--- Start Stored rows ---

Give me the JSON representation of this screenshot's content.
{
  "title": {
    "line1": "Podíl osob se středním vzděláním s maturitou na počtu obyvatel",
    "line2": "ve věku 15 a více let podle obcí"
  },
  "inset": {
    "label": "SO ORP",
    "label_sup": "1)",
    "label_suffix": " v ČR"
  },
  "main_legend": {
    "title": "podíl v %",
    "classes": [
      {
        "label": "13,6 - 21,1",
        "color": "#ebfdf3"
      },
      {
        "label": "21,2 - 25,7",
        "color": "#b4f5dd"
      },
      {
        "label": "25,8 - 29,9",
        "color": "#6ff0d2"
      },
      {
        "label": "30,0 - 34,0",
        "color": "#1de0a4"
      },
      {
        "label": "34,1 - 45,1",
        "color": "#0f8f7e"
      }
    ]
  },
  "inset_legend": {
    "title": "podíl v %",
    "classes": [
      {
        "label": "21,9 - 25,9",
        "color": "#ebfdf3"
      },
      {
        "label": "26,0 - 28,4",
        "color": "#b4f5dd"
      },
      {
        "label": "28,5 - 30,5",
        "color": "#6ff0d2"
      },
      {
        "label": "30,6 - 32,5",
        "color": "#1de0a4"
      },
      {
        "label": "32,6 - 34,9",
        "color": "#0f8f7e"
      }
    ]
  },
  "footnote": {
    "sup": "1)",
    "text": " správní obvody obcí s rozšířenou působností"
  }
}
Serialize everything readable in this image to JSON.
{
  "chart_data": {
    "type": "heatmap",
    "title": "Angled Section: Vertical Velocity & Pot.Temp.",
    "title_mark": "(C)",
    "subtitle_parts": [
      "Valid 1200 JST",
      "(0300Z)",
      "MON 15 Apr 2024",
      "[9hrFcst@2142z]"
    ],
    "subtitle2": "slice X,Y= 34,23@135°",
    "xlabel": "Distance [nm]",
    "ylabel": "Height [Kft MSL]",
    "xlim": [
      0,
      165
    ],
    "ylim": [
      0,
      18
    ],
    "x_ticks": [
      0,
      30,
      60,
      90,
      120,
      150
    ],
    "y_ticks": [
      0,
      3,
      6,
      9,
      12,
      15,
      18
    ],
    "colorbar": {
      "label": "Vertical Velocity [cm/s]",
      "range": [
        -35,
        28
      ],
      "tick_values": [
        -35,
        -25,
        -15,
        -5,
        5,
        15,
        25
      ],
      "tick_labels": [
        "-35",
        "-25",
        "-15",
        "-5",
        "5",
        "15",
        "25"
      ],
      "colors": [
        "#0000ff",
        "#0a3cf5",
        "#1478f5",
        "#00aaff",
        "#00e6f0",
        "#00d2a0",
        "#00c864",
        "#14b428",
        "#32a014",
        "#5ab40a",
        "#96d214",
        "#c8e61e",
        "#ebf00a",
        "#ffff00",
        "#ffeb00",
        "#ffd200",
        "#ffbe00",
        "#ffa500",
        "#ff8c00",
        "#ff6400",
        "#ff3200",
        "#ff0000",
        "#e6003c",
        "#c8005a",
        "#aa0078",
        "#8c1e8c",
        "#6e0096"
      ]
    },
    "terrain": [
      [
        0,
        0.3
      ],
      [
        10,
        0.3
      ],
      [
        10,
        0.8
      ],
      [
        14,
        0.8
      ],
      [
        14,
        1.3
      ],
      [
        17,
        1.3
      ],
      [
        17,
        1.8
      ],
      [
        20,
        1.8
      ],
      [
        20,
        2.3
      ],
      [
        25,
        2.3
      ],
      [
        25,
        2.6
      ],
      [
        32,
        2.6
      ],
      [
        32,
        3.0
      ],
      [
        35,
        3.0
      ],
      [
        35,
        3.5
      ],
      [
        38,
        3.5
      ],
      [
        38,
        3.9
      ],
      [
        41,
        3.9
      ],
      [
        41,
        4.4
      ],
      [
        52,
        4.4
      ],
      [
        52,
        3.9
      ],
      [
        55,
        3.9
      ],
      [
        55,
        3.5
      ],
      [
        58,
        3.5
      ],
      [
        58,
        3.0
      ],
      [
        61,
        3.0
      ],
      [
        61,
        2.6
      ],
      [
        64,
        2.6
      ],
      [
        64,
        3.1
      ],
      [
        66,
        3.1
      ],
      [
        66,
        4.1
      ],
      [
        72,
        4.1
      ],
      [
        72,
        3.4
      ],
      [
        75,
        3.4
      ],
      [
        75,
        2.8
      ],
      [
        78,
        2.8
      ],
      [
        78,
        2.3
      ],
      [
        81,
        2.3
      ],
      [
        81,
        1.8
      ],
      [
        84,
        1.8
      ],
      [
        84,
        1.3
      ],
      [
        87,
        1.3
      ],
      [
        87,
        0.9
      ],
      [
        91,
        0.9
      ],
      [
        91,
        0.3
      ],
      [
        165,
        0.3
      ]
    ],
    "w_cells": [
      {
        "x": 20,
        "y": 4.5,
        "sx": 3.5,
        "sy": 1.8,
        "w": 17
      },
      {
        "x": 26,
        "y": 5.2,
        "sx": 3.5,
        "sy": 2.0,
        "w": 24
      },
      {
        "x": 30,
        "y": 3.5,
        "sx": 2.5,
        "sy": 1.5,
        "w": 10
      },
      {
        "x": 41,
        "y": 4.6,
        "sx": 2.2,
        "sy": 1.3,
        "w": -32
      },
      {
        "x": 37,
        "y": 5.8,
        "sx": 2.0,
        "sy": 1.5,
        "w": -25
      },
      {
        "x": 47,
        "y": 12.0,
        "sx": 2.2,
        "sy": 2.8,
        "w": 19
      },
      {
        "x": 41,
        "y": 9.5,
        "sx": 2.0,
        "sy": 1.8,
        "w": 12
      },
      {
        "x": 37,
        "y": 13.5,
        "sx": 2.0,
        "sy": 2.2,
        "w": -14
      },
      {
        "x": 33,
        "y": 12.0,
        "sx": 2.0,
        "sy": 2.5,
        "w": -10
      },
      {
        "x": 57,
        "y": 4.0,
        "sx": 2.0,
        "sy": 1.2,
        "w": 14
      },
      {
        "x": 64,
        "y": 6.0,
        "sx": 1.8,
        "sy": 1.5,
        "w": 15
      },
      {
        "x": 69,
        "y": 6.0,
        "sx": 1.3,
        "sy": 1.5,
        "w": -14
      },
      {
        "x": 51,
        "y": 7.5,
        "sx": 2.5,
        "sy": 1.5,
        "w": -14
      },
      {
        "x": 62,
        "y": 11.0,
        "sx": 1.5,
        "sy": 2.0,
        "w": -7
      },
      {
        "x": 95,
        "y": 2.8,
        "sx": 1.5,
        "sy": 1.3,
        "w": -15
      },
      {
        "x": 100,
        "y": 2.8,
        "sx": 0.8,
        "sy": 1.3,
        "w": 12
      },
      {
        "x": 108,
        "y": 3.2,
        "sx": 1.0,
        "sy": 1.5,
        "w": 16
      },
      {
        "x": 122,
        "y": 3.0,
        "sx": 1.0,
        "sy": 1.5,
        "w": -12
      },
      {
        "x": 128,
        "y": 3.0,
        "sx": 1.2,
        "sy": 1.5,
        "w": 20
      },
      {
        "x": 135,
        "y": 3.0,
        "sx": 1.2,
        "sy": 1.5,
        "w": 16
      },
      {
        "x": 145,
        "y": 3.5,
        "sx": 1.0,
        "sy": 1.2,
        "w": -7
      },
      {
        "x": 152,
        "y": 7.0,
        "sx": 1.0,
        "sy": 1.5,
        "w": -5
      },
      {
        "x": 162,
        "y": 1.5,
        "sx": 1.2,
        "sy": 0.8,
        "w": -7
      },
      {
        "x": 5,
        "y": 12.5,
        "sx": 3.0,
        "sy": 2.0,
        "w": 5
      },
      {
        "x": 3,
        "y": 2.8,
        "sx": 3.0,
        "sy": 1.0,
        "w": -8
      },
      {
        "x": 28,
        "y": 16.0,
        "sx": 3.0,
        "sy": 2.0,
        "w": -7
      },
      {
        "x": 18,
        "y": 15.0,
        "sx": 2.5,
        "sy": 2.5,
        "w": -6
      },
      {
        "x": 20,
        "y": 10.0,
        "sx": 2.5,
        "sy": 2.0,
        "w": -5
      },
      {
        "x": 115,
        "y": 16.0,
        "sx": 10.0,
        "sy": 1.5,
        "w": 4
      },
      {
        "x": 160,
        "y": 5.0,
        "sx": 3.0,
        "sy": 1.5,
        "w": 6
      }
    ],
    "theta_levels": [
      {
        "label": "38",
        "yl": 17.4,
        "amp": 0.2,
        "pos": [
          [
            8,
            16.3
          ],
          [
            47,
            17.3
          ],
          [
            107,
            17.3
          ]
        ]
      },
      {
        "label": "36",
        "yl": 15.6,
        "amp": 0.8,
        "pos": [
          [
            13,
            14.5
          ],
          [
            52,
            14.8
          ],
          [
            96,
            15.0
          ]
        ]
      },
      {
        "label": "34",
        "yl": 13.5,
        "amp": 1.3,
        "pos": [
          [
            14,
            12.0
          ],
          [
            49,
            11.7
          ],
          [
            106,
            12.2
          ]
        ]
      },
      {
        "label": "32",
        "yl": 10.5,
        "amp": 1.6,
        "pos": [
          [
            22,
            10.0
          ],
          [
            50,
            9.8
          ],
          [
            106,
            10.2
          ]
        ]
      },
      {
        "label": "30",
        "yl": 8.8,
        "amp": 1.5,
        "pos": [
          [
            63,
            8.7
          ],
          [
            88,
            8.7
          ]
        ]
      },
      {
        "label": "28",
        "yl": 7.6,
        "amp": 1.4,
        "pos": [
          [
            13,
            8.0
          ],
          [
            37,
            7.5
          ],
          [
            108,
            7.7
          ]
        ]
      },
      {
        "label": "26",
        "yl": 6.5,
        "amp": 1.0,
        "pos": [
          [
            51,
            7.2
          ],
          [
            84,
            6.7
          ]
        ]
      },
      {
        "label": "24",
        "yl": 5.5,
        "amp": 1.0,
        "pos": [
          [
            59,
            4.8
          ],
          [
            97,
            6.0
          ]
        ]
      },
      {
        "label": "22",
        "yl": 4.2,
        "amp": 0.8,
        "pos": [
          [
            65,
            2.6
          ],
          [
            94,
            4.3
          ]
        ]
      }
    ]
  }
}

--- End Stored rows ---

» **Work to do**: From the material above, count the lines that include "Vertical" and give only the total.

» **Reply**: 2